:: Material for this task ::

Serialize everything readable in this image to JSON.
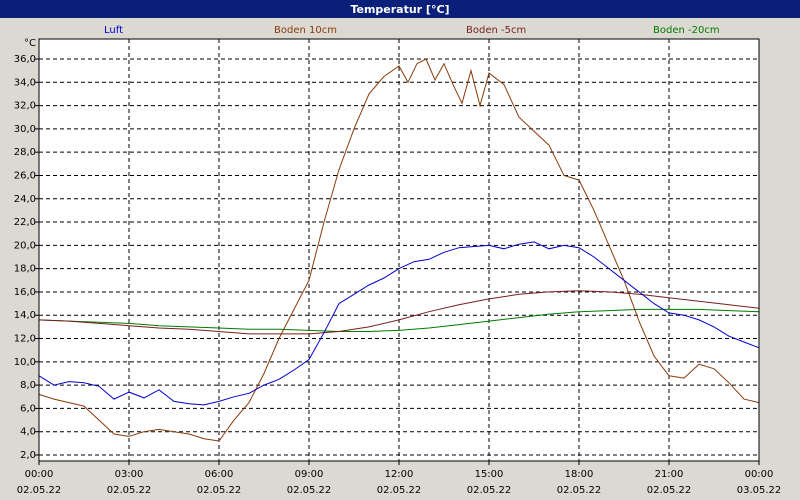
{
  "header": {
    "title": "Temperatur [°C]",
    "unit": "°C"
  },
  "legend": [
    {
      "name": "Luft",
      "color": "#0000cc"
    },
    {
      "name": "Boden 10cm",
      "color": "#8b3a0a"
    },
    {
      "name": "Boden -5cm",
      "color": "#7a1e1e"
    },
    {
      "name": "Boden -20cm",
      "color": "#007a00"
    }
  ],
  "chart_data": {
    "type": "line",
    "title": "Temperatur [°C]",
    "ylabel": "°C",
    "ylim": [
      2,
      36
    ],
    "yticks": [
      "2,0",
      "4,0",
      "6,0",
      "8,0",
      "10,0",
      "12,0",
      "14,0",
      "16,0",
      "18,0",
      "20,0",
      "22,0",
      "24,0",
      "26,0",
      "28,0",
      "30,0",
      "32,0",
      "34,0",
      "36,0"
    ],
    "xlim": [
      0,
      24
    ],
    "xticks": [
      {
        "time": "00:00",
        "date": "02.05.22"
      },
      {
        "time": "03:00",
        "date": "02.05.22"
      },
      {
        "time": "06:00",
        "date": "02.05.22"
      },
      {
        "time": "09:00",
        "date": "02.05.22"
      },
      {
        "time": "12:00",
        "date": "02.05.22"
      },
      {
        "time": "15:00",
        "date": "02.05.22"
      },
      {
        "time": "18:00",
        "date": "02.05.22"
      },
      {
        "time": "21:00",
        "date": "02.05.22"
      },
      {
        "time": "00:00",
        "date": "03.05.22"
      }
    ],
    "grid": true,
    "legend_position": "top",
    "series": [
      {
        "name": "Luft",
        "color": "#0000cc",
        "x": [
          0,
          0.5,
          1,
          1.5,
          2,
          2.5,
          3,
          3.5,
          4,
          4.5,
          5,
          5.5,
          6,
          6.5,
          7,
          7.5,
          8,
          8.5,
          9,
          9.5,
          10,
          10.5,
          11,
          11.5,
          12,
          12.5,
          13,
          13.5,
          14,
          14.5,
          15,
          15.5,
          16,
          16.5,
          17,
          17.5,
          18,
          18.5,
          19,
          19.5,
          20,
          20.5,
          21,
          21.5,
          22,
          22.5,
          23,
          23.5,
          24
        ],
        "y": [
          8.8,
          8.0,
          8.3,
          8.2,
          7.9,
          6.8,
          7.4,
          6.9,
          7.6,
          6.6,
          6.4,
          6.3,
          6.6,
          7.0,
          7.3,
          8.0,
          8.5,
          9.3,
          10.2,
          12.5,
          15.0,
          15.8,
          16.6,
          17.2,
          18.0,
          18.6,
          18.8,
          19.4,
          19.8,
          19.9,
          20.0,
          19.7,
          20.1,
          20.3,
          19.7,
          20.0,
          19.8,
          19.0,
          18.0,
          17.0,
          16.0,
          15.0,
          14.2,
          14.0,
          13.6,
          13.0,
          12.2,
          11.7,
          11.2
        ]
      },
      {
        "name": "Boden 10cm",
        "color": "#8b3a0a",
        "x": [
          0,
          0.5,
          1,
          1.5,
          2,
          2.5,
          3,
          3.5,
          4,
          4.5,
          5,
          5.5,
          6,
          6.5,
          7,
          7.5,
          8,
          8.5,
          9,
          9.5,
          10,
          10.5,
          11,
          11.5,
          12,
          12.3,
          12.6,
          12.9,
          13.2,
          13.5,
          13.8,
          14.1,
          14.4,
          14.7,
          15,
          15.5,
          16,
          16.5,
          17,
          17.5,
          18,
          18.5,
          19,
          19.5,
          20,
          20.5,
          21,
          21.5,
          22,
          22.5,
          23,
          23.5,
          24
        ],
        "y": [
          7.2,
          6.8,
          6.5,
          6.2,
          5.0,
          3.8,
          3.6,
          4.0,
          4.2,
          4.0,
          3.8,
          3.4,
          3.2,
          5.0,
          6.5,
          9.0,
          12.0,
          14.5,
          17.0,
          22.0,
          26.5,
          30.0,
          33.0,
          34.5,
          35.4,
          34.0,
          35.6,
          36.0,
          34.2,
          35.6,
          33.8,
          32.2,
          35.0,
          32.0,
          34.8,
          33.8,
          31.0,
          29.8,
          28.6,
          26.0,
          25.6,
          23.0,
          20.0,
          17.0,
          13.5,
          10.5,
          8.8,
          8.6,
          9.8,
          9.4,
          8.2,
          6.8,
          6.5
        ]
      },
      {
        "name": "Boden -5cm",
        "color": "#7a1e1e",
        "x": [
          0,
          1,
          2,
          3,
          4,
          5,
          6,
          7,
          8,
          9,
          10,
          11,
          12,
          13,
          14,
          15,
          16,
          17,
          18,
          19,
          20,
          21,
          22,
          23,
          24
        ],
        "y": [
          13.6,
          13.5,
          13.3,
          13.1,
          12.9,
          12.8,
          12.6,
          12.4,
          12.4,
          12.4,
          12.6,
          13.0,
          13.6,
          14.3,
          14.9,
          15.4,
          15.8,
          16.0,
          16.1,
          16.0,
          15.8,
          15.5,
          15.2,
          14.9,
          14.6
        ]
      },
      {
        "name": "Boden -20cm",
        "color": "#007a00",
        "x": [
          0,
          1,
          2,
          3,
          4,
          5,
          6,
          7,
          8,
          9,
          10,
          11,
          12,
          13,
          14,
          15,
          16,
          17,
          18,
          19,
          20,
          21,
          22,
          23,
          24
        ],
        "y": [
          13.6,
          13.5,
          13.4,
          13.3,
          13.1,
          13.0,
          12.9,
          12.8,
          12.8,
          12.7,
          12.6,
          12.6,
          12.7,
          12.9,
          13.2,
          13.5,
          13.8,
          14.1,
          14.3,
          14.4,
          14.5,
          14.5,
          14.5,
          14.4,
          14.3
        ]
      }
    ]
  }
}
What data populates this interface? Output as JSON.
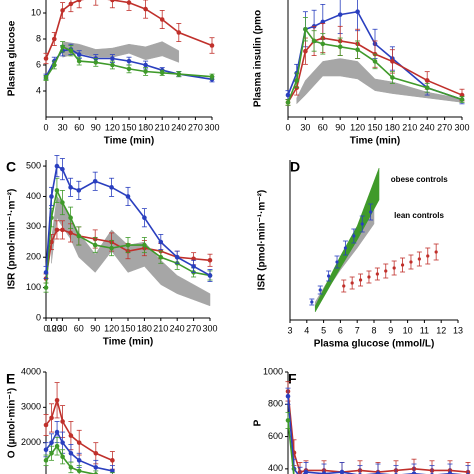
{
  "chart_data": [
    {
      "type": "line",
      "label": null,
      "ylabel": "Plasma glucose",
      "xlabel": "Time (min)",
      "xlim": [
        0,
        300
      ],
      "xticks": [
        0,
        30,
        60,
        90,
        120,
        150,
        180,
        210,
        240,
        270,
        300
      ],
      "ylim": [
        2,
        12
      ],
      "yticks": [
        4,
        6,
        8,
        10
      ],
      "x": [
        0,
        15,
        30,
        45,
        60,
        90,
        120,
        150,
        180,
        210,
        240,
        300
      ],
      "bands": [
        {
          "color": "#a6a6a6",
          "x": [
            30,
            60,
            90,
            120,
            150,
            180,
            210,
            240
          ],
          "lower": [
            6.6,
            6.9,
            6.6,
            6.6,
            6.9,
            6.4,
            6.7,
            6.2
          ],
          "upper": [
            7.8,
            7.6,
            7.2,
            7.3,
            7.6,
            7.4,
            7.8,
            7.1
          ]
        }
      ],
      "series": [
        {
          "color": "#c0302b",
          "values": [
            6.5,
            8,
            10.2,
            10.7,
            11,
            11.2,
            11,
            10.8,
            10.3,
            9.5,
            8.5,
            7.5
          ],
          "errors": [
            0.4,
            0.5,
            0.6,
            0.6,
            0.6,
            0.6,
            0.6,
            0.6,
            0.7,
            0.7,
            0.7,
            0.6
          ]
        },
        {
          "color": "#2a3fbf",
          "values": [
            5.1,
            6.3,
            7.1,
            7.2,
            6.8,
            6.5,
            6.5,
            6.3,
            6,
            5.6,
            5.3,
            4.9
          ],
          "errors": [
            0.2,
            0.3,
            0.4,
            0.4,
            0.3,
            0.3,
            0.3,
            0.3,
            0.3,
            0.2,
            0.2,
            0.2
          ]
        },
        {
          "color": "#3f9a2a",
          "values": [
            5,
            6,
            7.4,
            7.1,
            6.3,
            6.2,
            6,
            5.7,
            5.5,
            5.4,
            5.3,
            5.1
          ],
          "errors": [
            0.2,
            0.3,
            0.4,
            0.4,
            0.3,
            0.3,
            0.3,
            0.3,
            0.3,
            0.2,
            0.2,
            0.2
          ]
        }
      ]
    },
    {
      "type": "line",
      "label": null,
      "ylabel": "Plasma insulin (pmo",
      "xlabel": "Time (min)",
      "xlim": [
        0,
        300
      ],
      "xticks": [
        0,
        30,
        60,
        90,
        120,
        150,
        180,
        210,
        240,
        270,
        300
      ],
      "ylim": [
        0,
        800
      ],
      "x": [
        0,
        15,
        30,
        45,
        60,
        90,
        120,
        150,
        180,
        240,
        300
      ],
      "bands": [
        {
          "color": "#a6a6a6",
          "x": [
            15,
            30,
            60,
            90,
            120,
            150,
            180,
            240,
            300
          ],
          "lower": [
            90,
            150,
            280,
            280,
            260,
            180,
            160,
            130,
            100
          ],
          "upper": [
            130,
            250,
            380,
            400,
            380,
            260,
            240,
            170,
            125
          ]
        }
      ],
      "series": [
        {
          "color": "#2a3fbf",
          "values": [
            150,
            300,
            600,
            620,
            650,
            700,
            720,
            500,
            400,
            200,
            120
          ],
          "errors": [
            30,
            60,
            120,
            110,
            120,
            130,
            130,
            100,
            80,
            50,
            30
          ]
        },
        {
          "color": "#c0302b",
          "values": [
            100,
            200,
            450,
            520,
            540,
            520,
            500,
            430,
            380,
            250,
            150
          ],
          "errors": [
            20,
            50,
            90,
            100,
            100,
            100,
            100,
            90,
            80,
            60,
            40
          ]
        },
        {
          "color": "#3f9a2a",
          "values": [
            100,
            250,
            600,
            520,
            500,
            480,
            460,
            380,
            270,
            200,
            120
          ],
          "errors": [
            20,
            50,
            80,
            70,
            70,
            60,
            60,
            50,
            40,
            30,
            20
          ]
        }
      ]
    },
    {
      "type": "line",
      "label": "C",
      "ylabel": "ISR (pmol·min⁻¹·m⁻²)",
      "xlabel": "Time (min)",
      "xlim": [
        0,
        300
      ],
      "xticks": [
        0,
        10,
        20,
        30,
        60,
        90,
        120,
        150,
        180,
        210,
        240,
        270,
        300
      ],
      "ylim": [
        0,
        520
      ],
      "yticks": [
        0,
        100,
        200,
        300,
        400,
        500
      ],
      "x": [
        0,
        10,
        20,
        30,
        45,
        60,
        90,
        120,
        150,
        180,
        210,
        240,
        270,
        300
      ],
      "bands": [
        {
          "color": "#a6a6a6",
          "x": [
            10,
            20,
            30,
            45,
            60,
            90,
            120,
            150,
            180,
            210,
            240,
            270,
            300
          ],
          "lower": [
            180,
            330,
            300,
            260,
            200,
            150,
            220,
            150,
            170,
            110,
            80,
            60,
            40
          ],
          "upper": [
            260,
            400,
            380,
            330,
            280,
            210,
            290,
            240,
            250,
            190,
            140,
            110,
            80
          ]
        }
      ],
      "series": [
        {
          "color": "#c0302b",
          "values": [
            130,
            250,
            290,
            290,
            280,
            270,
            260,
            250,
            220,
            230,
            220,
            200,
            195,
            190
          ],
          "errors": [
            15,
            25,
            30,
            30,
            30,
            30,
            30,
            30,
            25,
            25,
            25,
            20,
            20,
            20
          ]
        },
        {
          "color": "#3f9a2a",
          "values": [
            100,
            330,
            420,
            380,
            330,
            270,
            240,
            230,
            240,
            240,
            200,
            180,
            150,
            140
          ],
          "errors": [
            15,
            30,
            40,
            40,
            35,
            30,
            25,
            25,
            25,
            25,
            20,
            20,
            15,
            15
          ]
        },
        {
          "color": "#2a3fbf",
          "values": [
            150,
            400,
            500,
            490,
            430,
            420,
            450,
            430,
            400,
            330,
            250,
            200,
            170,
            140
          ],
          "errors": [
            20,
            30,
            35,
            35,
            30,
            30,
            30,
            30,
            30,
            30,
            25,
            20,
            20,
            20
          ]
        }
      ]
    },
    {
      "type": "scatter",
      "label": "D",
      "ylabel": "ISR (pmol·min⁻¹·m⁻²)",
      "xlabel": "Plasma glucose (mmol/L)",
      "xlim": [
        3,
        13
      ],
      "xticks": [
        3,
        4,
        5,
        6,
        7,
        8,
        9,
        10,
        11,
        12,
        13
      ],
      "ylim": [
        0,
        800
      ],
      "bands": [
        {
          "color": "#a6a6a6",
          "x": [
            4.5,
            6,
            7,
            8
          ],
          "lower": [
            60,
            250,
            360,
            480
          ],
          "upper": [
            90,
            300,
            430,
            560
          ]
        },
        {
          "color": "#3f9a2a",
          "x": [
            4.5,
            6,
            7,
            8.3
          ],
          "lower": [
            40,
            260,
            400,
            600
          ],
          "upper": [
            70,
            320,
            470,
            760
          ]
        }
      ],
      "series": [
        {
          "color": "#2a3fbf",
          "x": [
            4.3,
            4.8,
            5.3,
            5.8,
            6.3,
            6.8,
            7.3,
            7.8
          ],
          "values": [
            90,
            150,
            220,
            290,
            360,
            420,
            480,
            540
          ],
          "errors": [
            15,
            20,
            25,
            30,
            35,
            35,
            40,
            40
          ]
        },
        {
          "color": "#c0302b",
          "x": [
            6.2,
            6.7,
            7.2,
            7.7,
            8.2,
            8.7,
            9.2,
            9.7,
            10.2,
            10.7,
            11.2,
            11.7
          ],
          "values": [
            170,
            185,
            200,
            215,
            230,
            245,
            260,
            275,
            290,
            305,
            320,
            340
          ],
          "errors": [
            30,
            30,
            30,
            30,
            30,
            35,
            35,
            35,
            35,
            35,
            40,
            40
          ]
        }
      ],
      "annotations": [
        {
          "text": "obese controls",
          "x": 9,
          "y": 700
        },
        {
          "text": "lean controls",
          "x": 9.2,
          "y": 520
        }
      ]
    },
    {
      "type": "line",
      "label": "E",
      "ylabel": "O (µmol·min⁻¹)",
      "xlim": [
        0,
        300
      ],
      "ylim": [
        1000,
        4000
      ],
      "yticks": [
        2000,
        3000,
        4000
      ],
      "x": [
        0,
        10,
        20,
        30,
        45,
        60,
        90,
        120
      ],
      "series": [
        {
          "color": "#c0302b",
          "values": [
            2500,
            2700,
            3200,
            2600,
            2200,
            2000,
            1700,
            1500
          ],
          "errors": [
            300,
            400,
            500,
            450,
            400,
            350,
            300,
            250
          ]
        },
        {
          "color": "#2a3fbf",
          "values": [
            1800,
            2000,
            2300,
            2000,
            1700,
            1500,
            1300,
            1200
          ],
          "errors": [
            200,
            250,
            300,
            300,
            250,
            200,
            200,
            150
          ]
        },
        {
          "color": "#3f9a2a",
          "values": [
            1500,
            1700,
            1900,
            1600,
            1300,
            1200,
            1100,
            1050
          ],
          "errors": [
            150,
            200,
            250,
            200,
            150,
            150,
            100,
            100
          ]
        }
      ]
    },
    {
      "type": "line",
      "label": "F",
      "ylabel": "P",
      "xlim": [
        0,
        300
      ],
      "ylim": [
        300,
        1000
      ],
      "yticks": [
        400,
        600,
        800,
        1000
      ],
      "x": [
        0,
        10,
        20,
        30,
        60,
        90,
        120,
        150,
        180,
        210,
        240,
        270,
        300
      ],
      "series": [
        {
          "color": "#c0302b",
          "values": [
            880,
            500,
            380,
            390,
            390,
            380,
            390,
            380,
            390,
            400,
            390,
            390,
            380
          ],
          "errors": [
            60,
            80,
            60,
            60,
            60,
            60,
            60,
            60,
            60,
            60,
            60,
            60,
            60
          ]
        },
        {
          "color": "#2a3fbf",
          "values": [
            850,
            400,
            350,
            380,
            370,
            380,
            360,
            370,
            360,
            370,
            360,
            370,
            360
          ],
          "errors": [
            50,
            60,
            60,
            60,
            60,
            60,
            60,
            60,
            60,
            60,
            60,
            60,
            60
          ]
        },
        {
          "color": "#3f9a2a",
          "values": [
            700,
            350,
            300,
            320,
            310,
            320,
            310,
            320,
            310,
            320,
            310,
            320,
            310
          ],
          "errors": [
            50,
            50,
            40,
            40,
            40,
            40,
            40,
            40,
            40,
            40,
            40,
            40,
            40
          ]
        }
      ]
    }
  ]
}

:: What needs to be done ::
Determine how many lines of this listing contain "glucose", and give only the number.

:: Full solution ::
2